Written exercise. How many lines of these entries hold the string "panel"? Answer with the number alone.

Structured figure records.
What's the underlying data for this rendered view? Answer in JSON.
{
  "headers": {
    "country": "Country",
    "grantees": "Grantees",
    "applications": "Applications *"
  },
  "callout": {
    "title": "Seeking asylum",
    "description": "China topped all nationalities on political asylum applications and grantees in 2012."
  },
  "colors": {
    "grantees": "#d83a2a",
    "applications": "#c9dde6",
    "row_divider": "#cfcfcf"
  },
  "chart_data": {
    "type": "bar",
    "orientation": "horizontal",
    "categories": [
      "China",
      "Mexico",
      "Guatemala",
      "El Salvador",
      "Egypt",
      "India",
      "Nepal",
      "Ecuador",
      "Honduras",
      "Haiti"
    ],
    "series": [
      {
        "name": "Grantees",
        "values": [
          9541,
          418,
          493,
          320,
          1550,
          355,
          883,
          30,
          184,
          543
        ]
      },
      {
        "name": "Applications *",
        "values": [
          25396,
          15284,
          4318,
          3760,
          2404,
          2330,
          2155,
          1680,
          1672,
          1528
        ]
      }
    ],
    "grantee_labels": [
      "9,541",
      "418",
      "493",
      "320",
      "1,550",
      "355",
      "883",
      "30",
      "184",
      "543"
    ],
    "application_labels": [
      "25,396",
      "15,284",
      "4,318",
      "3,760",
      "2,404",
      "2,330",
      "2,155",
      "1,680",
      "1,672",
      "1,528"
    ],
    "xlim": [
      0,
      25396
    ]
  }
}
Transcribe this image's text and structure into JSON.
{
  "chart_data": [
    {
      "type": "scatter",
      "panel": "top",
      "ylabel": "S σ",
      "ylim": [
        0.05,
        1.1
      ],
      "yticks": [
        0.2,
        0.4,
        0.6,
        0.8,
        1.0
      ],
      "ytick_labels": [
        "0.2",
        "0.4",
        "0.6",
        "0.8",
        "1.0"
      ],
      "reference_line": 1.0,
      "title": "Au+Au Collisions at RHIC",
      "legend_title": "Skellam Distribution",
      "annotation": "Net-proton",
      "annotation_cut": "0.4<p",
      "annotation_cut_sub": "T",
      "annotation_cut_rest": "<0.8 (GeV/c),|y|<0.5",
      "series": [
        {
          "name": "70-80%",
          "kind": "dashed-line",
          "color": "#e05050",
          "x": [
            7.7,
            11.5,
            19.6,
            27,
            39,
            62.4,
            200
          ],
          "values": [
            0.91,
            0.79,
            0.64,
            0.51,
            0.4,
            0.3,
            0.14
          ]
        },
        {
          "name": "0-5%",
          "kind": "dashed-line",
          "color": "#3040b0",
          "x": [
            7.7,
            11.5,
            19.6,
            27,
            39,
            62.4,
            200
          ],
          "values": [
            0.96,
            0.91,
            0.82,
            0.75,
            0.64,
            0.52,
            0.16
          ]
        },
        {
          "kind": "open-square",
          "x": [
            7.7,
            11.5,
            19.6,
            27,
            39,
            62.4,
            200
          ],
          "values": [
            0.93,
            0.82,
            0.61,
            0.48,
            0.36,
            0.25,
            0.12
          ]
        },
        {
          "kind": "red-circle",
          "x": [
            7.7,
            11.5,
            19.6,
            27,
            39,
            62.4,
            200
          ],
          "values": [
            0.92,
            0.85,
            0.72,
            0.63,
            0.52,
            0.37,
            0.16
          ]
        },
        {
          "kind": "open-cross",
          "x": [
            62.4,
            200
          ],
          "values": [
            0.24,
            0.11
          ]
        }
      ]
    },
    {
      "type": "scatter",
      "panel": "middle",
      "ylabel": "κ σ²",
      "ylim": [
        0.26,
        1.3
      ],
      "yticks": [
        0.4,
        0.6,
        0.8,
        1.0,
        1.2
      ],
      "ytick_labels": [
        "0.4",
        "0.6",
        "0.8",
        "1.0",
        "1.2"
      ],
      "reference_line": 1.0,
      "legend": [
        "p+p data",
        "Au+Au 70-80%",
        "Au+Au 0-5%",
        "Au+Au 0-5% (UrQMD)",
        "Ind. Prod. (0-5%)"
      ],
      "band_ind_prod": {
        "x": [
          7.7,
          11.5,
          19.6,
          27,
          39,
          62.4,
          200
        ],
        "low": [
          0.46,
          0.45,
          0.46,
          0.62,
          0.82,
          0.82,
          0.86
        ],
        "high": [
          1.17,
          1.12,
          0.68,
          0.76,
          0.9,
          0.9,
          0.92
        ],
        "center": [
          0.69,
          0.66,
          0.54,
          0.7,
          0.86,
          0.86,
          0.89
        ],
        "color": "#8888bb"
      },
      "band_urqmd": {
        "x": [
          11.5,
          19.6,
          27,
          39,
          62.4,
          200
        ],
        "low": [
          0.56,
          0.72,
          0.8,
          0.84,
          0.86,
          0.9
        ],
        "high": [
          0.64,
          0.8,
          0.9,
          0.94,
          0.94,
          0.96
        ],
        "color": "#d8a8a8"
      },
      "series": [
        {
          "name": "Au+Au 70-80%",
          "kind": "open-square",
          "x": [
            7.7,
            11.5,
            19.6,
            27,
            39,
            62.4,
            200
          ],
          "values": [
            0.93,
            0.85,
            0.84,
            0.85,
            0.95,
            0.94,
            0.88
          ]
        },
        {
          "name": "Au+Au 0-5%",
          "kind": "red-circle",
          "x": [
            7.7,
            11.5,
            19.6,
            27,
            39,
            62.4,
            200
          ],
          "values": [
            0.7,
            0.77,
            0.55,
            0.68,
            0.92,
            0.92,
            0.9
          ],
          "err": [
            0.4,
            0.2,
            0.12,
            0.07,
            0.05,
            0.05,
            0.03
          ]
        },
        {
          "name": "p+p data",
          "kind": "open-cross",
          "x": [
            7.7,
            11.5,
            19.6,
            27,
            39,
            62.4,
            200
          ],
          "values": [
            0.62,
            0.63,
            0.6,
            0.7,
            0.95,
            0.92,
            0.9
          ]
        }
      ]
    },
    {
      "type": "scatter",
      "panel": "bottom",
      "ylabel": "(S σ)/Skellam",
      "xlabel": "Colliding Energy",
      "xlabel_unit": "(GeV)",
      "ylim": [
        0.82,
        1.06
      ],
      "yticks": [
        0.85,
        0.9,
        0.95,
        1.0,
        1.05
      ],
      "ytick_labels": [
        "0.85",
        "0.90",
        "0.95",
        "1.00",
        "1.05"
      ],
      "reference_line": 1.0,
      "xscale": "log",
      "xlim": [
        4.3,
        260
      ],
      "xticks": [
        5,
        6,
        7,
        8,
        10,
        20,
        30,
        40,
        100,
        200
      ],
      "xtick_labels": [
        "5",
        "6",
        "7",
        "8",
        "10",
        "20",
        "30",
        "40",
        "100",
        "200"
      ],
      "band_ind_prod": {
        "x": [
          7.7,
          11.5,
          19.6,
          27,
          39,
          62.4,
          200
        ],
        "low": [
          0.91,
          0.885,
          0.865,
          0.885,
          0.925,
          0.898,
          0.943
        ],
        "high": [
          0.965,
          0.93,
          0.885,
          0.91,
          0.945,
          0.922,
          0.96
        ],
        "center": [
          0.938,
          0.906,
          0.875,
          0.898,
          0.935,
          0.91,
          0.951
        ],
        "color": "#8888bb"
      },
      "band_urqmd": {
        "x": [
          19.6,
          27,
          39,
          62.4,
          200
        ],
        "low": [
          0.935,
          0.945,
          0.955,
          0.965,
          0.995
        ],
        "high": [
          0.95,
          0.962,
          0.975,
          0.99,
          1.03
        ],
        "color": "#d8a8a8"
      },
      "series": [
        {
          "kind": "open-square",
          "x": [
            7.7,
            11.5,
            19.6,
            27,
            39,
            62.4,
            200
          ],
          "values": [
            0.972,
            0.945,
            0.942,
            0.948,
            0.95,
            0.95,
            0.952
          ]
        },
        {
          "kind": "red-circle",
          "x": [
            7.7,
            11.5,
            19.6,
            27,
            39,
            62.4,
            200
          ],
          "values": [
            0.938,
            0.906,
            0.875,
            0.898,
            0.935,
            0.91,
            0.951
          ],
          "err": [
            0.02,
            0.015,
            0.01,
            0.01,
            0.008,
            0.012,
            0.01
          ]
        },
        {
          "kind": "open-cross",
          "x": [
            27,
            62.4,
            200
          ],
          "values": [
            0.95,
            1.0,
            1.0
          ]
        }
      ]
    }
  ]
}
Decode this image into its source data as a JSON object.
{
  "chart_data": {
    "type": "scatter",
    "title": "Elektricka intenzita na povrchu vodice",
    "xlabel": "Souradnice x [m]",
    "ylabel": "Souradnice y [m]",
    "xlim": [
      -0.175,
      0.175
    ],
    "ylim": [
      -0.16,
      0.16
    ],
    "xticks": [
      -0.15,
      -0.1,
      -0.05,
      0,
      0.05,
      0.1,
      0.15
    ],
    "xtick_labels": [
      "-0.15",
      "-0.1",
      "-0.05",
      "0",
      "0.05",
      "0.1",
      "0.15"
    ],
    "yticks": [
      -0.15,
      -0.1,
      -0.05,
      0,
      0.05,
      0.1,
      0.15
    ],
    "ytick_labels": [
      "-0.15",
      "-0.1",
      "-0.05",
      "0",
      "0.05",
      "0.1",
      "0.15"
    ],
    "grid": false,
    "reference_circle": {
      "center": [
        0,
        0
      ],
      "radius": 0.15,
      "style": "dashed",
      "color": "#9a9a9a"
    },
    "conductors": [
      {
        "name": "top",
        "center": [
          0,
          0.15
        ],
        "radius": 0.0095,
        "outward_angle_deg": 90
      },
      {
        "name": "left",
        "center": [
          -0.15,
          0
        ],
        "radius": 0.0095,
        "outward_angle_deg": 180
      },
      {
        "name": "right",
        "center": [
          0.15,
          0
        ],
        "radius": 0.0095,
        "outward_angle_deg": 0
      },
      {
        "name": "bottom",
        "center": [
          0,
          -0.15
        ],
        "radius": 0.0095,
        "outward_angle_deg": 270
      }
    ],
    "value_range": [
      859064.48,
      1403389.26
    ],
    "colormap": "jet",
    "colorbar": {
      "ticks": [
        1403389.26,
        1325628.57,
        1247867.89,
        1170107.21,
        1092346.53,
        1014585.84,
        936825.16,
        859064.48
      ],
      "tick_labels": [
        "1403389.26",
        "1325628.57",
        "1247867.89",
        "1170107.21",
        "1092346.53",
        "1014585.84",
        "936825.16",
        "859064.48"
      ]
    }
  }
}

Correct result. 3